SUPPLIED DATA

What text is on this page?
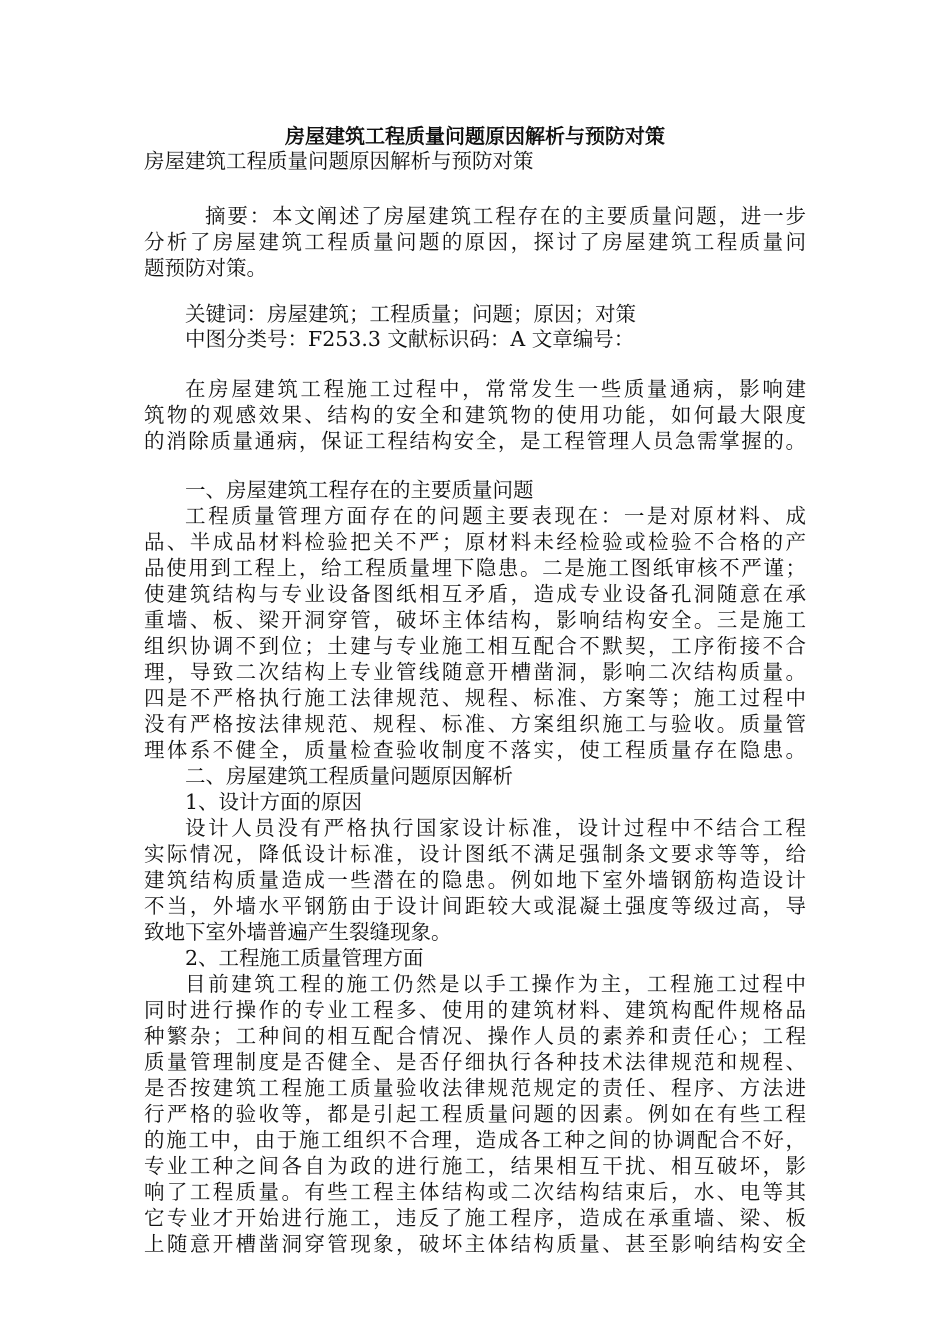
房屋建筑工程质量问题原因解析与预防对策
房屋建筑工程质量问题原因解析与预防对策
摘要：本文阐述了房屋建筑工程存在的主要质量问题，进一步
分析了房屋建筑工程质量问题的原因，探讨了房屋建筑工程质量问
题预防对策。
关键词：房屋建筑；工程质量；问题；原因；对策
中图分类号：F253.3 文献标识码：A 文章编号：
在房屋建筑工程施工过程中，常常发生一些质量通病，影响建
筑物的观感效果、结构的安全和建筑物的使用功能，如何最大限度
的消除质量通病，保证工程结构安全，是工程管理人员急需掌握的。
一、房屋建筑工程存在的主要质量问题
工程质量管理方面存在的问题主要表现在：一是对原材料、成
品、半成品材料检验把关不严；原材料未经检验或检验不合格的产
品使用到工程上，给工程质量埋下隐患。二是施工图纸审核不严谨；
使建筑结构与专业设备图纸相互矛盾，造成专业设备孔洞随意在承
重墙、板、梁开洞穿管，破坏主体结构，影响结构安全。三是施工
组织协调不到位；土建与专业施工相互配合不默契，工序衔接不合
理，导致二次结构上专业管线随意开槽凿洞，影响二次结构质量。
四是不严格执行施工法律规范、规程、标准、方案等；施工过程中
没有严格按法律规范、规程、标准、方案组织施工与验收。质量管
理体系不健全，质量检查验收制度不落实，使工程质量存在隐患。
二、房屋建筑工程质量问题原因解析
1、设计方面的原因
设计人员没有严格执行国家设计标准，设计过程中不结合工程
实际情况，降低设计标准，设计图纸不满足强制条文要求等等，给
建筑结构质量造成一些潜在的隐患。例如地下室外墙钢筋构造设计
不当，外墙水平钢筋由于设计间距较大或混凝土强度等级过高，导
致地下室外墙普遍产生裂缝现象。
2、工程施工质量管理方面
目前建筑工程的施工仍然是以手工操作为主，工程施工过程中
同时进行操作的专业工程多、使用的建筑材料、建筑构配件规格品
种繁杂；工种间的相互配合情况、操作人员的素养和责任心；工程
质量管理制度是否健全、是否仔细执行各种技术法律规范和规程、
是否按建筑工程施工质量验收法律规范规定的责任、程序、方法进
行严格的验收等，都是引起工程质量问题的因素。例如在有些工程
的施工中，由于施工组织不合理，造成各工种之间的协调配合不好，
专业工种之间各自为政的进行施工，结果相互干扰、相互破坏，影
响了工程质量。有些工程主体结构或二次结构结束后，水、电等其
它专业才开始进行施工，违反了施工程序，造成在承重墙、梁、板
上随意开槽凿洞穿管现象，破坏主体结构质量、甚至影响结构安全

==

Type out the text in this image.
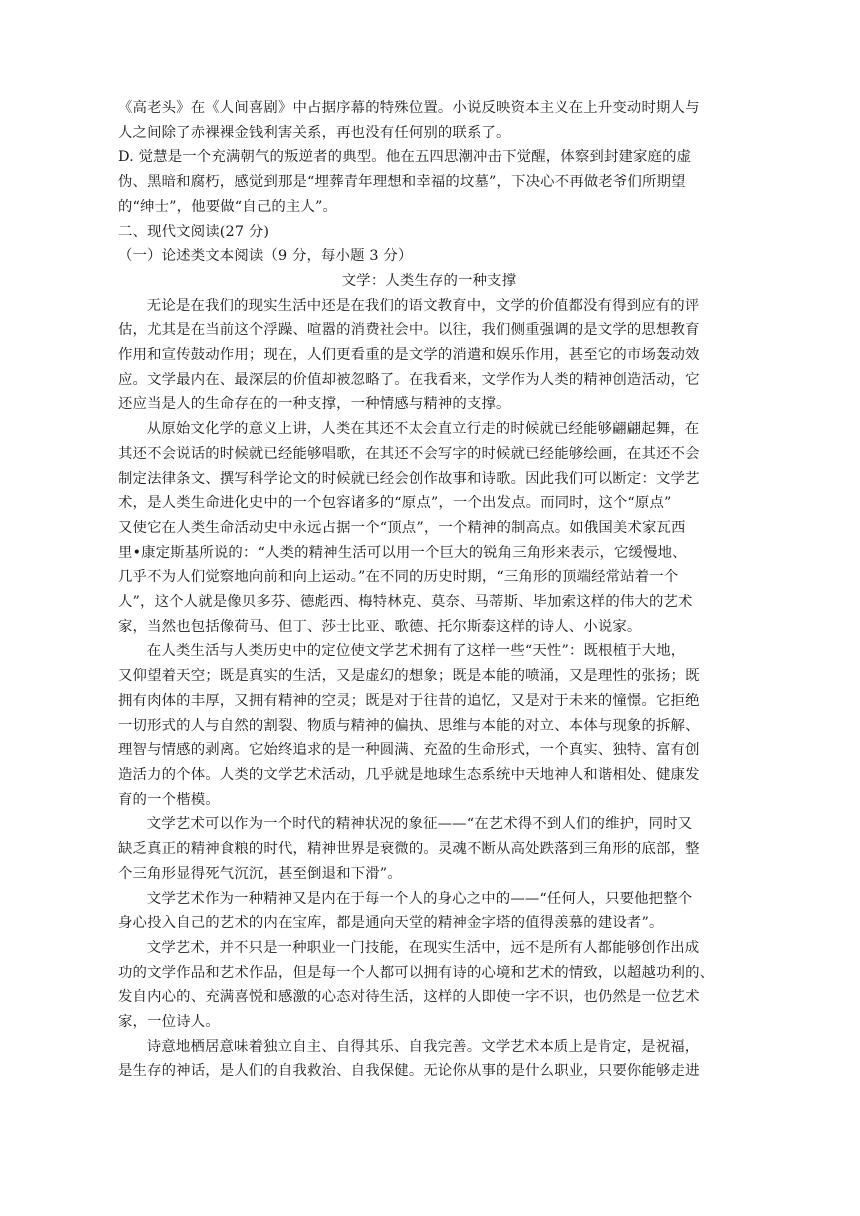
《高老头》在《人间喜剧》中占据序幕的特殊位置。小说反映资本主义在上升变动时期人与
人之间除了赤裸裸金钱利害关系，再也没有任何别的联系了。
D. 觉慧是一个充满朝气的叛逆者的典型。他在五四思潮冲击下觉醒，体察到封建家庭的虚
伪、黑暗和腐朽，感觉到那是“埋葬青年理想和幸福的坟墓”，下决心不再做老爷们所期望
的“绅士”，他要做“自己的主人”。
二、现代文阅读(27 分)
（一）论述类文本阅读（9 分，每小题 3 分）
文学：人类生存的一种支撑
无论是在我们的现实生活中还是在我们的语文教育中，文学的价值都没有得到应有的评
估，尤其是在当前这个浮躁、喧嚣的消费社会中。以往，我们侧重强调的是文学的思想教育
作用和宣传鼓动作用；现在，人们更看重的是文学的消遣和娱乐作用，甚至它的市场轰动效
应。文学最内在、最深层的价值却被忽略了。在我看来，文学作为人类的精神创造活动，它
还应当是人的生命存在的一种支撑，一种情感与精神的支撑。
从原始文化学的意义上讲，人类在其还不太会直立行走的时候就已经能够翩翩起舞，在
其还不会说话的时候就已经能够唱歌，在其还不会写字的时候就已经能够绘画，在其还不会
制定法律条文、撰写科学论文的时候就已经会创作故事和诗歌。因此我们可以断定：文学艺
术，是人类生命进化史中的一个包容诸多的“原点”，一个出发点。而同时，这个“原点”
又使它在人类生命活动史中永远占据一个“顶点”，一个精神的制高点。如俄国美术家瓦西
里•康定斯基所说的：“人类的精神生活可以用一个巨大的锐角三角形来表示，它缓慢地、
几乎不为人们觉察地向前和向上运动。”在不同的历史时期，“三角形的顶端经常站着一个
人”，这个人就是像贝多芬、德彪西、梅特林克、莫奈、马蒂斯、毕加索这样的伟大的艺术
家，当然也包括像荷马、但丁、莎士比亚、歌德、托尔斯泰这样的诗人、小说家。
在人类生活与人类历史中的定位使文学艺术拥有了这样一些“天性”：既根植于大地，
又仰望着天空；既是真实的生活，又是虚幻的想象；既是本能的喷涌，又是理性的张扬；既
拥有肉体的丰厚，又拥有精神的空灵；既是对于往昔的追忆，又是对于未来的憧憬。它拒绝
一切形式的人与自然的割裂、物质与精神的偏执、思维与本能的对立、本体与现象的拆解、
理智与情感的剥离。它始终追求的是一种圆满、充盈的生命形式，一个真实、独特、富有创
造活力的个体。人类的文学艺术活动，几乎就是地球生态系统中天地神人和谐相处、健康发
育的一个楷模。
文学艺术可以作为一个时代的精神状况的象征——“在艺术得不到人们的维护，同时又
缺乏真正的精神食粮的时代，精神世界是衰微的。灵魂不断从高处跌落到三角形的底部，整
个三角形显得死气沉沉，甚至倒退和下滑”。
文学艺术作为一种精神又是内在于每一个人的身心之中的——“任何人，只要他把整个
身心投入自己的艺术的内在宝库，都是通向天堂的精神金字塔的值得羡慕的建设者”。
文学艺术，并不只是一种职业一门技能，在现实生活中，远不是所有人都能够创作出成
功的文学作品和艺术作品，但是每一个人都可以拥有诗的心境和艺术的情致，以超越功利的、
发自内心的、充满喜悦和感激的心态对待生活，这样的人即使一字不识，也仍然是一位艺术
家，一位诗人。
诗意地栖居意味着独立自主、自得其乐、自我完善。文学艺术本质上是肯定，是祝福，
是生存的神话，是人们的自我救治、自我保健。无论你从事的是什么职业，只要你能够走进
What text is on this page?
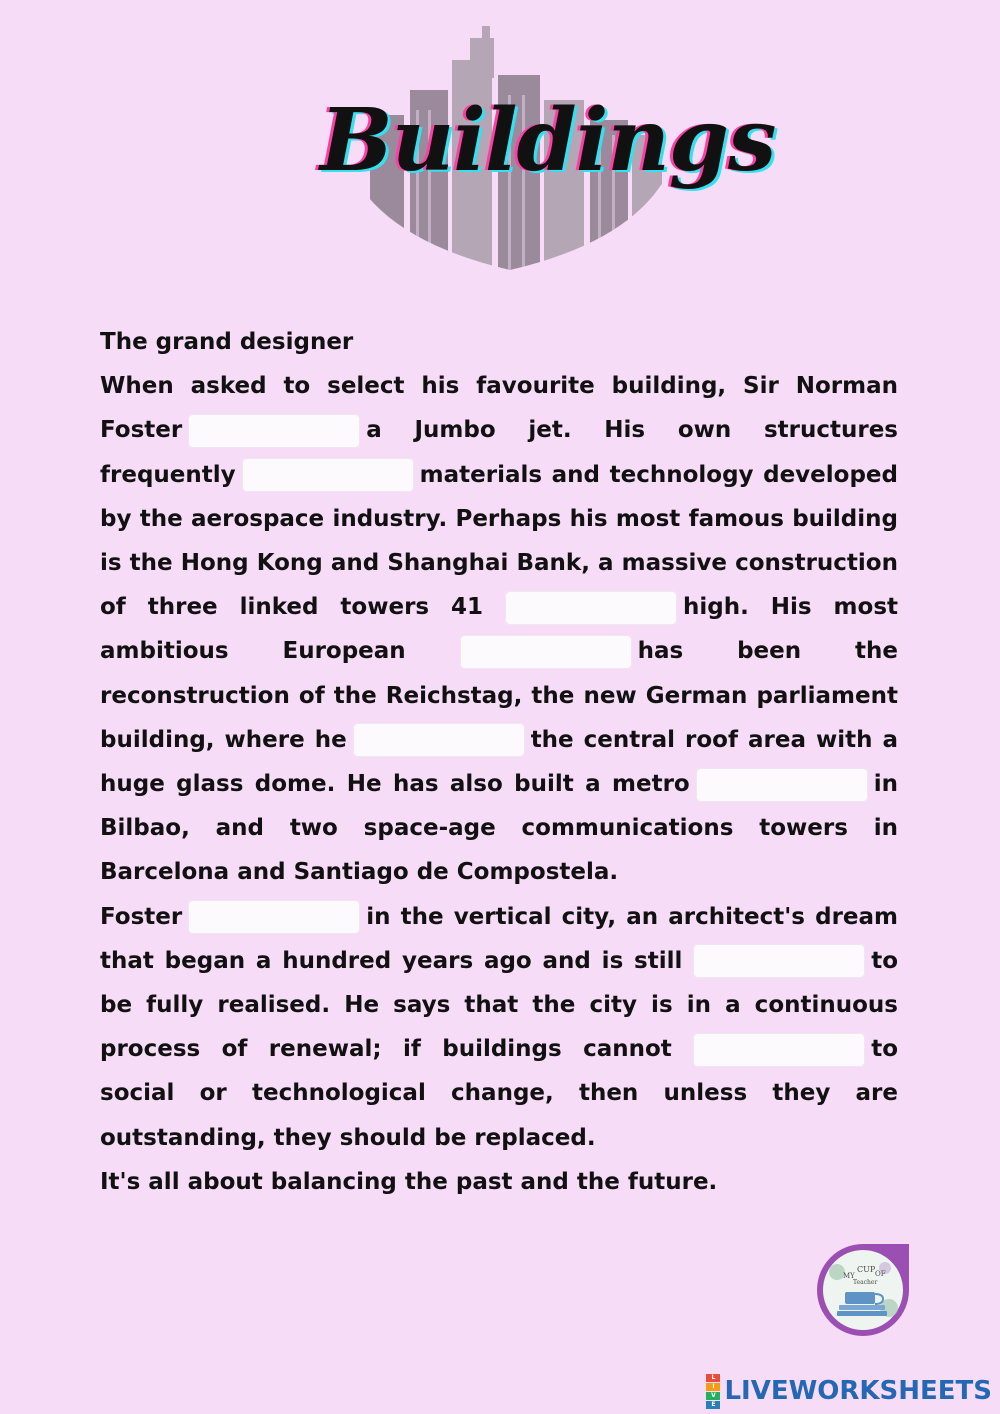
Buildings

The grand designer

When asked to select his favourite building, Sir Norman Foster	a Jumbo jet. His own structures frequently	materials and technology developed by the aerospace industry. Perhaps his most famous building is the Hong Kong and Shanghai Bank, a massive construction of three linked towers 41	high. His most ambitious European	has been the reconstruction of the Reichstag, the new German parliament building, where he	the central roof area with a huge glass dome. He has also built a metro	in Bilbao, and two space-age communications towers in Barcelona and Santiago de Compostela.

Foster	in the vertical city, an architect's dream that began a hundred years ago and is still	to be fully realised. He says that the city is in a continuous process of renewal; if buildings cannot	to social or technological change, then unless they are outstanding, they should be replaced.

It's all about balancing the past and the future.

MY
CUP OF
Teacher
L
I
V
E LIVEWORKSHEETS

STATED PROBLEM
Return each line of the data that contains the string "Foster".

EXERCISE RESULT
When asked to select his favourite building, Sir Norman Foster	a Jumbo jet. His own structures frequently	materials and technology developed by the aerospace industry. Perhaps his most famous building is the Hong Kong and Shanghai Bank, a massive construction of three linked towers 41	high. His most ambitious European	has been the reconstruction of the Reichstag, the new German parliament building, where he	the central roof area with a huge glass dome. He has also built a metro	in Bilbao, and two space-age communications towers in Barcelona and Santiago de Compostela.
Foster	in the vertical city, an architect's dream that began a hundred years ago and is still	to be fully realised. He says that the city is in a continuous process of renewal; if buildings cannot	to social or technological change, then unless they are outstanding, they should be replaced.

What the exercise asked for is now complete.